__Set task__
Give only the number of lines in the listing below where the string "Enumerate" occurs.

__Dataset records__

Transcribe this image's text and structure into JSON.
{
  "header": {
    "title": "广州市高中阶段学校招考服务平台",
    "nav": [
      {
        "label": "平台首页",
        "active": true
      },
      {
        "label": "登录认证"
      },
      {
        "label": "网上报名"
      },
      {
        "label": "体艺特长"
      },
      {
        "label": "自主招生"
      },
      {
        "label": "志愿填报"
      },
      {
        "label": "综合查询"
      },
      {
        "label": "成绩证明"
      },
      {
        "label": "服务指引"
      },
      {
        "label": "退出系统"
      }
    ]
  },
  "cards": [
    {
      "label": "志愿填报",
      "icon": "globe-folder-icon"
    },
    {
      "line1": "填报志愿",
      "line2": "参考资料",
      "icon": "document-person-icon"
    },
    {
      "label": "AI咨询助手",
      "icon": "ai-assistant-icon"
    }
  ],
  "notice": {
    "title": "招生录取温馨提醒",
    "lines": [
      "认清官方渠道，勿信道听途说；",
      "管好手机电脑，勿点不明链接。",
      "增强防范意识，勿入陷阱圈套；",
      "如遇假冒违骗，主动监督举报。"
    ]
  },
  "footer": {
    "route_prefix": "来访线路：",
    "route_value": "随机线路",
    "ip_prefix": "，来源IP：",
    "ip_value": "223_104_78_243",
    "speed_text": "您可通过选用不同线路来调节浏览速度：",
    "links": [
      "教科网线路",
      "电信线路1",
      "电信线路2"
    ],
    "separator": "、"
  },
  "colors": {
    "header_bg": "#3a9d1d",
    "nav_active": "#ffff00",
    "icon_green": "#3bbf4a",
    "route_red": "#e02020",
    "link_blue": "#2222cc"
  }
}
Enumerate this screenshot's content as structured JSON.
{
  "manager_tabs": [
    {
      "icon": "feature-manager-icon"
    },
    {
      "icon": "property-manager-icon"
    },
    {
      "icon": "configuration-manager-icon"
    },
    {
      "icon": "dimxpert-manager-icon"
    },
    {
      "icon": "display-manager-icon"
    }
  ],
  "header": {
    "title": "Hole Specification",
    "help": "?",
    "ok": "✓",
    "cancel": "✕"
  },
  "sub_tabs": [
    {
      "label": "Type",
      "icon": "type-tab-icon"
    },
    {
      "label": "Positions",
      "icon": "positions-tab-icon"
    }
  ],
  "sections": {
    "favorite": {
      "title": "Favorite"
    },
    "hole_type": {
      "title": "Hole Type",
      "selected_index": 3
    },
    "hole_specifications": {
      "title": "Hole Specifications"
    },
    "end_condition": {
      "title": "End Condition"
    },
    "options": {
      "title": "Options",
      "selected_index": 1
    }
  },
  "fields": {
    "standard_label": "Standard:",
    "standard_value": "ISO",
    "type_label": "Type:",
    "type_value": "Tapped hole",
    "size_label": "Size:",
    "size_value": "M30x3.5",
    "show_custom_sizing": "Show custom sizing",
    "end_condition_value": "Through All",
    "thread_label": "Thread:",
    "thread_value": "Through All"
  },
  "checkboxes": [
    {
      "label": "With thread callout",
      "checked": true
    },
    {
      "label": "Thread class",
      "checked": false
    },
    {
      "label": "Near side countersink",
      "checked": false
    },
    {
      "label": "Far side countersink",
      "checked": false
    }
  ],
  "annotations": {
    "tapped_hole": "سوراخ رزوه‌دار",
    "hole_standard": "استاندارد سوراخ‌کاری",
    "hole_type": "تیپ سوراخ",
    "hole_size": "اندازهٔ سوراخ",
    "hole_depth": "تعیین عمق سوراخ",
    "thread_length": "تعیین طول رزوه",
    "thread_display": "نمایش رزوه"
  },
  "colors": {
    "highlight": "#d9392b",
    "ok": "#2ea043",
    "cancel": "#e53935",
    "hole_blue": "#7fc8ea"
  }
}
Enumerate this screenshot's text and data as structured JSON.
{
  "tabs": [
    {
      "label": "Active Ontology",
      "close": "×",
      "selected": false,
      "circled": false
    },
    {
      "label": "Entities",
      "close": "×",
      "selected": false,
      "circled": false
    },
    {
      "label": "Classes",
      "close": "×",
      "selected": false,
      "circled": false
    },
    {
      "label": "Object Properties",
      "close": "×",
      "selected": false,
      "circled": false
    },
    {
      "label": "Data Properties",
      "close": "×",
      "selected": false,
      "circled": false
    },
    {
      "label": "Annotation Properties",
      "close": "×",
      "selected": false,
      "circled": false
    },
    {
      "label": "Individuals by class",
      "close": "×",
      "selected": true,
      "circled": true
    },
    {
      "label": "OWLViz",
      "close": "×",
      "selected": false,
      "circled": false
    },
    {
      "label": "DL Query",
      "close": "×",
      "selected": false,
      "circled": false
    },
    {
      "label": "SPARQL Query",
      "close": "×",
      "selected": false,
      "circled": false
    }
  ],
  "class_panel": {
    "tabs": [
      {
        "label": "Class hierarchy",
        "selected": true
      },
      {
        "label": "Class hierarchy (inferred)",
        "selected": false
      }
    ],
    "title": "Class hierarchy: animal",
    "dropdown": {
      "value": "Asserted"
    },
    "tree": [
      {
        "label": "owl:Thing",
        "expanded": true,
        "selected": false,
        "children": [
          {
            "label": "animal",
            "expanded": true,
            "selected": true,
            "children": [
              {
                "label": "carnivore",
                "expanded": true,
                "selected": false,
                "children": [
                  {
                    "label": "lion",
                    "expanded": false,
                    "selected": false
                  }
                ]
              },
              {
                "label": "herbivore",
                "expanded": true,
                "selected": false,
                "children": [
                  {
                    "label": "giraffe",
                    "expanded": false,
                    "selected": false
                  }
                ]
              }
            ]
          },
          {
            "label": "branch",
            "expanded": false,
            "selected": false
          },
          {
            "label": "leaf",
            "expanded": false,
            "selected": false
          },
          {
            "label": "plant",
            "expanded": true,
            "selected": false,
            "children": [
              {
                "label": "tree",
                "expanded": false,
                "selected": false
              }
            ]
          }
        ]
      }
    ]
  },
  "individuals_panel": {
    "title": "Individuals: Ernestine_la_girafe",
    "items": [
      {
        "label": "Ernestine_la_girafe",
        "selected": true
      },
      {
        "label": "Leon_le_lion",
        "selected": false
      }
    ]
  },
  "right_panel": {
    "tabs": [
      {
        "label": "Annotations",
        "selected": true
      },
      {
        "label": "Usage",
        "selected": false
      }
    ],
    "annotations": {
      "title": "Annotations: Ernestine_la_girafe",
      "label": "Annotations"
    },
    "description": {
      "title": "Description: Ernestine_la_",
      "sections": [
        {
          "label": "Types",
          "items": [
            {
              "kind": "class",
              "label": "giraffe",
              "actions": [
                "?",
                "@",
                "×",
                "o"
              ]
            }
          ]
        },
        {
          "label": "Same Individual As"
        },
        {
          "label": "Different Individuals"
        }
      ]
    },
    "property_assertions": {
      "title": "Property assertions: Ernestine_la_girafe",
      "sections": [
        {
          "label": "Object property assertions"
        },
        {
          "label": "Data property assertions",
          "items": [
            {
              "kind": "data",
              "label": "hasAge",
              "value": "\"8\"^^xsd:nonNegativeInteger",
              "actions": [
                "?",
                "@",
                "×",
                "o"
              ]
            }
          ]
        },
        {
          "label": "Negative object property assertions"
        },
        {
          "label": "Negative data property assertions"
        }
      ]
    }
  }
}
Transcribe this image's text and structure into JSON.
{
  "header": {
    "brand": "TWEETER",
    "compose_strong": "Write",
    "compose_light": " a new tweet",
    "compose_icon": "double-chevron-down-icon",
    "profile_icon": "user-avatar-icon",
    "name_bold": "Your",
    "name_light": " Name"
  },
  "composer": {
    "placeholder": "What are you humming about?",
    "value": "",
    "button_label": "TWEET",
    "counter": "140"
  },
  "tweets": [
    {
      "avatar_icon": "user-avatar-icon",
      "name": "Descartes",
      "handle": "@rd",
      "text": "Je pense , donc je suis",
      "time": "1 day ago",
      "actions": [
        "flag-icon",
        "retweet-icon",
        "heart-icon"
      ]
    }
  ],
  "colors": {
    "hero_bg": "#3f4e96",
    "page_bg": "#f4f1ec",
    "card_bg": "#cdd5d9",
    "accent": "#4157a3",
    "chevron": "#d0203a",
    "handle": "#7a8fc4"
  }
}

__Answer to this task__
2